• Task instructions
From the entries that follow, extract each line holding the string "screenshot".

• Data for this exercise
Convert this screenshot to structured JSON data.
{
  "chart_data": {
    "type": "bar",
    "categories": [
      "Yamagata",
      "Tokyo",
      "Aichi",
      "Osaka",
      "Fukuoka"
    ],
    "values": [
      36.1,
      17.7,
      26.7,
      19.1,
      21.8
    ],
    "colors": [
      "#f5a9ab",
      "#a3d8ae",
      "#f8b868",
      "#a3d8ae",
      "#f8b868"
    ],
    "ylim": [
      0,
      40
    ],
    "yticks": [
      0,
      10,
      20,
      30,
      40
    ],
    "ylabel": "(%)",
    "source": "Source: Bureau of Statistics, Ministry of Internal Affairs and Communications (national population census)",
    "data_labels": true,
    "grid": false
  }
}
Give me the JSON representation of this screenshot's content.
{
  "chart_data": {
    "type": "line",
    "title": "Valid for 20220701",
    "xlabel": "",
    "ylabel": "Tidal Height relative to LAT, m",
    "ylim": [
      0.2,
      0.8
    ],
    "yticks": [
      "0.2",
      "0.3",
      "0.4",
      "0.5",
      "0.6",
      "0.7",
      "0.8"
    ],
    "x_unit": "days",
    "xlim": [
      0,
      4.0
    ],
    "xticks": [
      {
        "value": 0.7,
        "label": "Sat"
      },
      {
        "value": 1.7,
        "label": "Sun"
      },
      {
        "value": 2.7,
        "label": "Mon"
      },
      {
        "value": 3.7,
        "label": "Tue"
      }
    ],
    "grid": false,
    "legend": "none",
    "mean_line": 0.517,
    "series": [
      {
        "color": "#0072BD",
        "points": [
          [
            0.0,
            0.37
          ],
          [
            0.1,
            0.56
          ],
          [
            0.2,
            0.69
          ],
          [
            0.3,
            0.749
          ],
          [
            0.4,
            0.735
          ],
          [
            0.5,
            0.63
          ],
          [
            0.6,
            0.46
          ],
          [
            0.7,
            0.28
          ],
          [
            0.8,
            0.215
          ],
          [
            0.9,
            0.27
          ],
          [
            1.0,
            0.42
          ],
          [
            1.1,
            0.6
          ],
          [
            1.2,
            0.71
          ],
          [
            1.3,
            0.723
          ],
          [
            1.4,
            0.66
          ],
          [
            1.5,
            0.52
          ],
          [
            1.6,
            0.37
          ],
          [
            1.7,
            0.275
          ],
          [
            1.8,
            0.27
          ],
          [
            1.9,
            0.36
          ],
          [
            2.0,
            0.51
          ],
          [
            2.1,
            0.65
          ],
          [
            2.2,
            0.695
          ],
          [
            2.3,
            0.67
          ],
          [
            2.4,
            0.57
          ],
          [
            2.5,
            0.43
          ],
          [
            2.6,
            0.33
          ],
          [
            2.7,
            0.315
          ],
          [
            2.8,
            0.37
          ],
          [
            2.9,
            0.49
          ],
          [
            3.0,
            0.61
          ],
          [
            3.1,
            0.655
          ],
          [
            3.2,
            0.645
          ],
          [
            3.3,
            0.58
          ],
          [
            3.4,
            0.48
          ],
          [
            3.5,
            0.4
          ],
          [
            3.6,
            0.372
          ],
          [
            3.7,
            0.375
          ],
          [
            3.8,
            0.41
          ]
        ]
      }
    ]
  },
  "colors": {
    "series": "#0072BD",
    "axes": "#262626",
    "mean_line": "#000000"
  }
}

• Response for this exercise
Convert this screenshot to structured JSON data.
Give me the JSON representation of this screenshot's content.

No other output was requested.